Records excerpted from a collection
_ _ _ _

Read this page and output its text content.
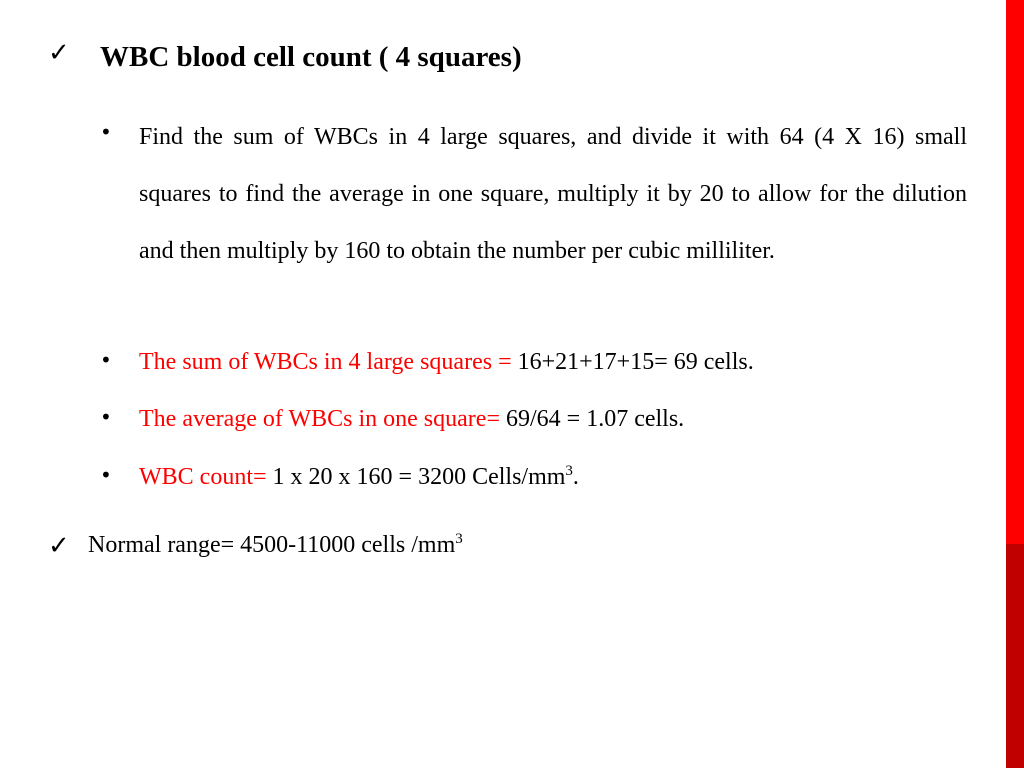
✓ WBC blood cell count ( 4 squares)
• Find the sum of WBCs in 4 large squares, and divide it with 64 (4 X 16) small squares to find the average in one square, multiply it by 20 to allow for the dilution and then multiply by 160 to obtain the number per cubic milliliter.
• The sum of WBCs in 4 large squares = 16+21+17+15= 69 cells.
• The average of WBCs in one square= 69/64 = 1.07 cells.
• WBC count= 1 x 20 x 160 = 3200 Cells/$mm^3$.
✓ Normal range= 4500-11000 cells $/mm^3$
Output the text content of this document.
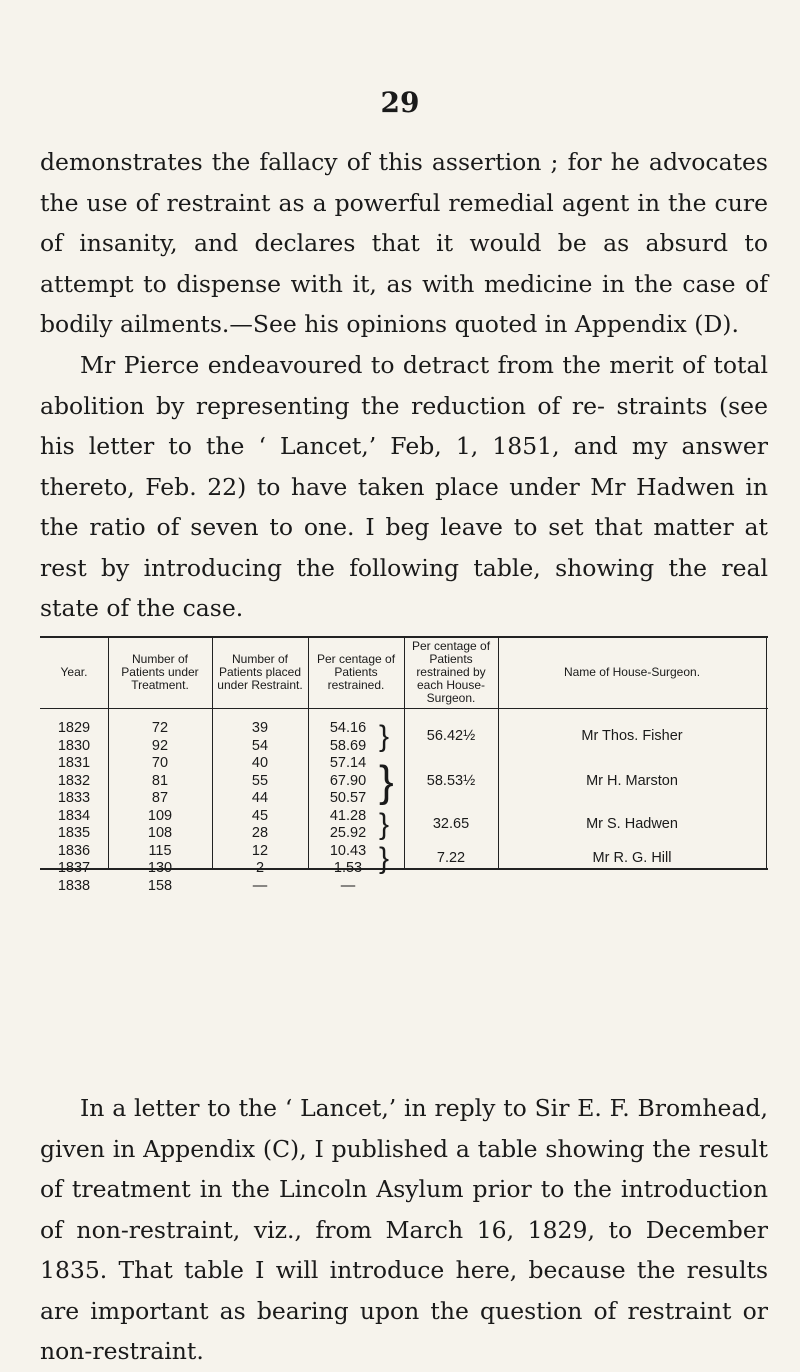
29

demonstrates the fallacy of this assertion ; for he advocates the use of restraint as a powerful remedial agent in the cure of insanity, and declares that it would be as absurd to attempt to dispense with it, as with medicine in the case of bodily ailments.—See his opinions quoted in Appendix (D).

Mr Pierce endeavoured to detract from the merit of total abolition by representing the reduction of re- straints (see his letter to the ‘ Lancet,’ Feb, 1, 1851, and my answer thereto, Feb. 22) to have taken place under Mr Hadwen in the ratio of seven to one. I beg leave to set that matter at rest by introducing the following table, showing the real state of the case.

Year.
Number of Patients under Treatment.
Number of Patients placed under Restraint.
Per centage of Patients restrained.
Per centage of Patients restrained by each House-Surgeon.
Name of House-Surgeon.
1829
1830
1831
1832
1833
1834
1835
1836
1837
1838
72
92
70
81
87
109
108
115
130
158
39
54
40
55
44
45
28
12
2
—
54.16
58.69
57.14
67.90
50.57
41.28
25.92
10.43
1.53
—
}
}
}
}
56.42½
58.53½
32.65
7.22
Mr Thos. Fisher
Mr H. Marston
Mr S. Hadwen
Mr R. G. Hill

In a letter to the ‘ Lancet,’ in reply to Sir E. F. Bromhead, given in Appendix (C), I published a table showing the result of treatment in the Lincoln Asylum prior to the introduction of non-restraint, viz., from March 16, 1829, to December 1835. That table I will introduce here, because the results are important as bearing upon the question of restraint or non-restraint.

_ _ _ _

_Exercise description_.
Keep every word of the records exact as you write them out, but drop the pictures.

_Expected output_.
Read this page and output its text content.
✓ WBC blood cell count ( 4 squares)
• Find the sum of WBCs in 4 large squares, and divide it with 64 (4 X 16) small squares to find the average in one square, multiply it by 20 to allow for the dilution and then multiply by 160 to obtain the number per cubic milliliter.
• The sum of WBCs in 4 large squares = 16+21+17+15= 69 cells.
• The average of WBCs in one square= 69/64 = 1.07 cells.
• WBC count= 1 x 20 x 160 = 3200 Cells/$mm^3$.
✓ Normal range= 4500-11000 cells $/mm^3$
Output the text content of this document.
29

demonstrates the fallacy of this assertion ; for he advocates the use of restraint as a powerful remedial agent in the cure of insanity, and declares that it would be as absurd to attempt to dispense with it, as with medicine in the case of bodily ailments.—See his opinions quoted in Appendix (D).

Mr Pierce endeavoured to detract from the merit of total abolition by representing the reduction of re- straints (see his letter to the ‘ Lancet,’ Feb, 1, 1851, and my answer thereto, Feb. 22) to have taken place under Mr Hadwen in the ratio of seven to one. I beg leave to set that matter at rest by introducing the following table, showing the real state of the case.

Year.
Number of Patients under Treatment.
Number of Patients placed under Restraint.
Per centage of Patients restrained.
Per centage of Patients restrained by each House-Surgeon.
Name of House-Surgeon.
1829
1830
1831
1832
1833
1834
1835
1836
1837
1838
72
92
70
81
87
109
108
115
130
158
39
54
40
55
44
45
28
12
2
—
54.16
58.69
57.14
67.90
50.57
41.28
25.92
10.43
1.53
—
}
}
}
}
56.42½
58.53½
32.65
7.22
Mr Thos. Fisher
Mr H. Marston
Mr S. Hadwen
Mr R. G. Hill

In a letter to the ‘ Lancet,’ in reply to Sir E. F. Bromhead, given in Appendix (C), I published a table showing the result of treatment in the Lincoln Asylum prior to the introduction of non-restraint, viz., from March 16, 1829, to December 1835. That table I will introduce here, because the results are important as bearing upon the question of restraint or non-restraint.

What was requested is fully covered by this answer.